> WHAT THE TASK REQUIRES
Output the material word for word. Leave each picture out.

[Figure contents as structured data]
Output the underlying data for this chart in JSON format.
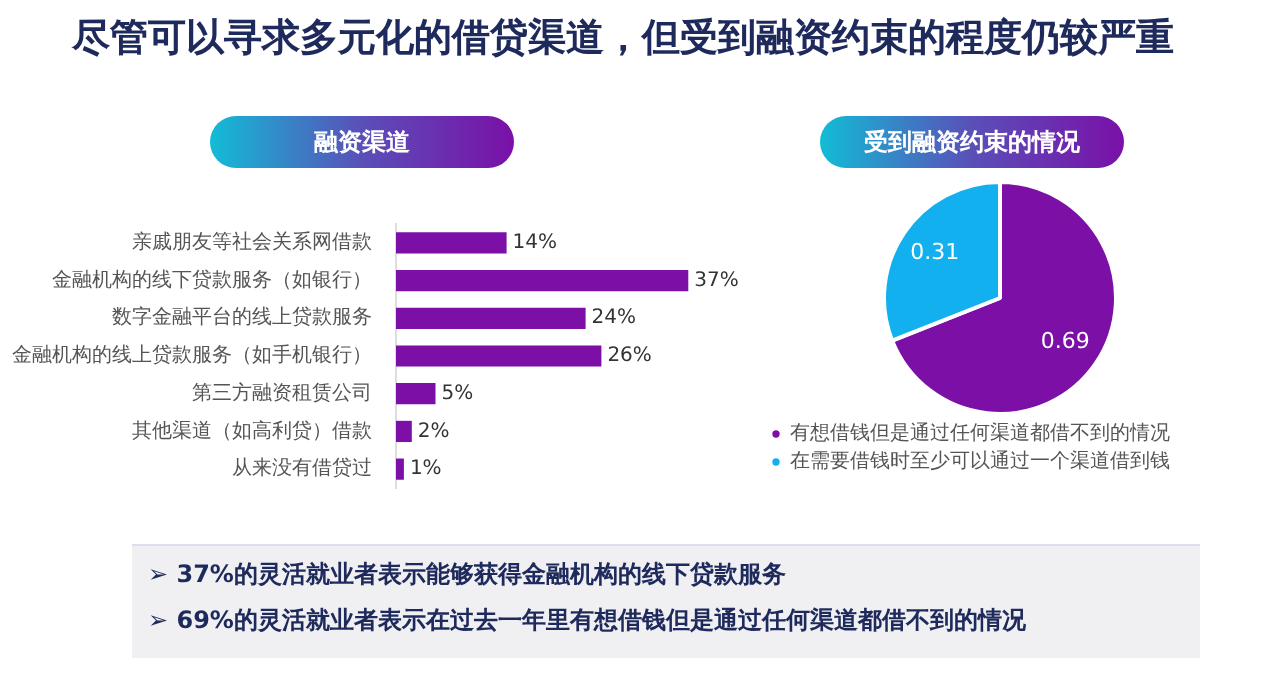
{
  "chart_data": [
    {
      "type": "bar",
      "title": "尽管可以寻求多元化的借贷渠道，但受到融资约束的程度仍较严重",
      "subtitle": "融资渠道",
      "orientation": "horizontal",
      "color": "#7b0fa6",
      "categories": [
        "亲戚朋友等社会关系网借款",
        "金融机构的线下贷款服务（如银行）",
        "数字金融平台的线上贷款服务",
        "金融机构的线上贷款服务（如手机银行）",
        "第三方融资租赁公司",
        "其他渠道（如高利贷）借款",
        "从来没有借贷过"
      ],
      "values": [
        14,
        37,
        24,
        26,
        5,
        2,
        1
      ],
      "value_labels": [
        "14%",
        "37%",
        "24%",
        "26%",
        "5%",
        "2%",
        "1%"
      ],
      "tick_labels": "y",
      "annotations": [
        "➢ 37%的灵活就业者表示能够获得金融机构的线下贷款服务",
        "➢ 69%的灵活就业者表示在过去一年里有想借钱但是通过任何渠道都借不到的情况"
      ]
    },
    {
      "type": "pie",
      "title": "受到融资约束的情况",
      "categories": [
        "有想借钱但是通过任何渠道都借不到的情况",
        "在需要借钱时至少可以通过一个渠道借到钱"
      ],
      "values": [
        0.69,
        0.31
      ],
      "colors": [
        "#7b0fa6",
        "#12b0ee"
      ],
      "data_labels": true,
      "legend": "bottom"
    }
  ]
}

> RESULT OF THIS EXERCISE
Output the underlying data for this chart in JSON format.
{
  "chart_data": [
    {
      "type": "bar",
      "title": "尽管可以寻求多元化的借贷渠道，但受到融资约束的程度仍较严重",
      "subtitle": "融资渠道",
      "orientation": "horizontal",
      "color": "#7b0fa6",
      "categories": [
        "亲戚朋友等社会关系网借款",
        "金融机构的线下贷款服务（如银行）",
        "数字金融平台的线上贷款服务",
        "金融机构的线上贷款服务（如手机银行）",
        "第三方融资租赁公司",
        "其他渠道（如高利贷）借款",
        "从来没有借贷过"
      ],
      "values": [
        14,
        37,
        24,
        26,
        5,
        2,
        1
      ],
      "value_labels": [
        "14%",
        "37%",
        "24%",
        "26%",
        "5%",
        "2%",
        "1%"
      ],
      "tick_labels": "y",
      "annotations": [
        "➢ 37%的灵活就业者表示能够获得金融机构的线下贷款服务",
        "➢ 69%的灵活就业者表示在过去一年里有想借钱但是通过任何渠道都借不到的情况"
      ]
    },
    {
      "type": "pie",
      "title": "受到融资约束的情况",
      "categories": [
        "有想借钱但是通过任何渠道都借不到的情况",
        "在需要借钱时至少可以通过一个渠道借到钱"
      ],
      "values": [
        0.69,
        0.31
      ],
      "colors": [
        "#7b0fa6",
        "#12b0ee"
      ],
      "data_labels": true,
      "legend": "bottom"
    }
  ]
}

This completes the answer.